DOCUMENT:
▼

For dataset creators:

To create a new dataset:

Option 1: Use the `cell-feature-data` package

Create a virtual environment if not already created: python3 -m venv venv/[ENV-NAME]
Activate the virtual environment:
- On macOS/Linux: source venv/[ENV-NAME]/bin/activate
- On Windows: venv\[ENV-NAME]\Scripts\activate
Install the dependencies: pip install -e ./cell_feature_data This step makes the create-dataset command available globally within the virtual environment.
Run create-dataset to start the dataset creation process. This will:
- Request the path of the file you want to process. Formats supported: .csv, with more formats to be added as development progresses
- Ask for an output path to save your dataset. If not specified, a new dataset folder is created in data, named after the input file
- Process the input file and generate the necessary json files for the dataset
- Prompt for additional information about the dataset and update the json files accordingly
Deactivate the virtual environment when finished: deactivate

Option 2: Manually create json files within a dataset folder

make a branch or fork of this repo
create a new dataset folder under data
Expected files in a dataset directory:
- dataset.json: a json file with metadata about the dataset and the names of the other files. this is the only filename that matters. Otherwise everything is a relative path.

▲

DATA SHOWN:

▼

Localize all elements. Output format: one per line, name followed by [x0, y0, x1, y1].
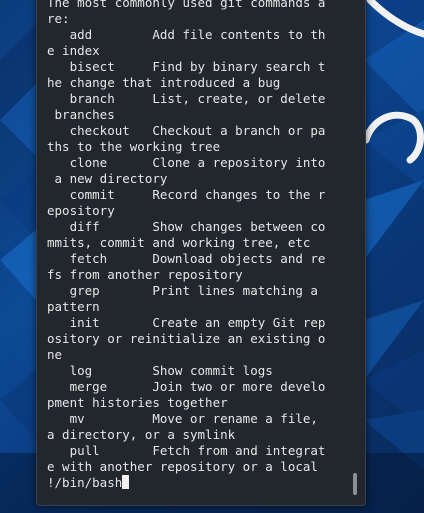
terminal-line: diff Show changes between co	[47, 219, 326, 234]
terminal-line: re:	[47, 11, 70, 26]
terminal-line: ths to the working tree	[47, 139, 221, 154]
terminal-line: ository or reinitialize an existing o	[47, 331, 326, 346]
terminal-scrollbar[interactable]	[351, 0, 357, 495]
terminal-line: log Show commit logs	[47, 363, 273, 378]
terminal-prompt-line[interactable]: !/bin/bash	[47, 475, 347, 491]
terminal-line: bisect Find by binary search t	[47, 59, 326, 74]
terminal-scrollbar-thumb[interactable]	[353, 473, 357, 495]
terminal-line: checkout Checkout a branch or pa	[47, 123, 326, 138]
terminal-line: init Create an empty Git rep	[47, 315, 326, 330]
terminal-line: mv Move or rename a file,	[47, 411, 318, 426]
terminal-line: epository	[47, 203, 115, 218]
terminal-output[interactable]: The most commonly used git commands a re:…	[47, 0, 347, 491]
terminal-line: grep Print lines matching a	[47, 283, 318, 298]
terminal-line: commit Record changes to the r	[47, 187, 326, 202]
terminal-line: branches	[47, 107, 115, 122]
terminal-line: a new directory	[47, 171, 168, 186]
terminal-line: fetch Download objects and re	[47, 251, 326, 266]
terminal-line: add Add file contents to th	[47, 27, 326, 42]
terminal-cursor	[122, 475, 130, 489]
terminal-line: he change that introduced a bug	[47, 75, 281, 90]
terminal-line: ne	[47, 347, 63, 362]
terminal-line: clone Clone a repository into	[47, 155, 326, 170]
terminal-line: pattern	[47, 299, 100, 314]
terminal-line: e index	[47, 43, 100, 58]
terminal-window[interactable]: The most commonly used git commands a re:…	[36, 0, 366, 506]
terminal-line: pull Fetch from and integrat	[47, 443, 326, 458]
terminal-line: mmits, commit and working tree, etc	[47, 235, 311, 250]
terminal-line: merge Join two or more develo	[47, 379, 326, 394]
terminal-line: branch List, create, or delete	[47, 91, 326, 106]
terminal-line: fs from another repository	[47, 267, 243, 282]
terminal-line: a directory, or a symlink	[47, 427, 236, 442]
terminal-line: pment histories together	[47, 395, 228, 410]
terminal-line: e with another repository or a local	[47, 459, 318, 474]
terminal-prompt-text: !/bin/bash	[47, 475, 123, 490]
terminal-line: The most commonly used git commands a	[47, 0, 326, 10]
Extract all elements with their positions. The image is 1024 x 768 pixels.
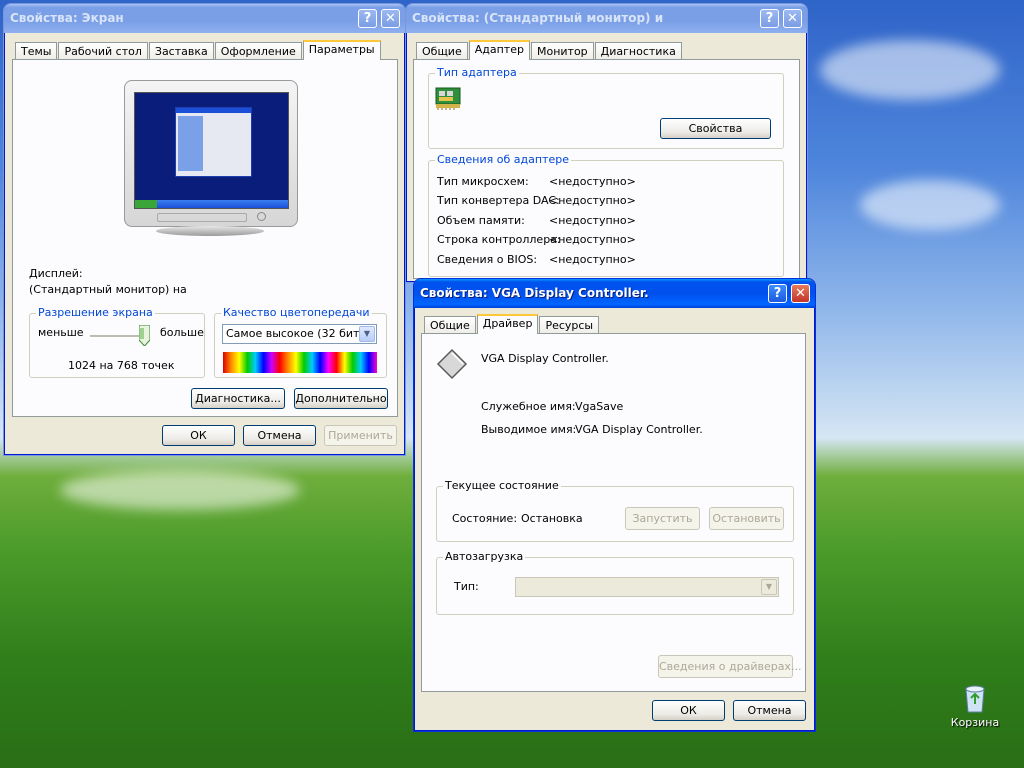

▲

WHAT THIS EXERCISE ASKS:
- 1) Answer these questions from the dataset instructions:
(a) What command deactivates the virtual environment?
(b) Which input file format does create-dataset currently support?
(c) In Option 2, which filename is described as the only one that matters?
- 2) Duplicate a passage from the dataset instructions word for word, beginning at the words "make a branch" and stopping after "a relative path.".
The data above are separate material from the dataset instructions.

ANSWERS PER TASK:
- 1)
(a) deactivate
(b) .csv
(c) dataset.json

- 2)
make a branch or fork of this repo
create a new dataset folder under data
Expected files in a dataset directory:
- dataset.json: a json file with metadata about the dataset and the names of the other files. this is the only filename that matters. Otherwise everything is a relative path.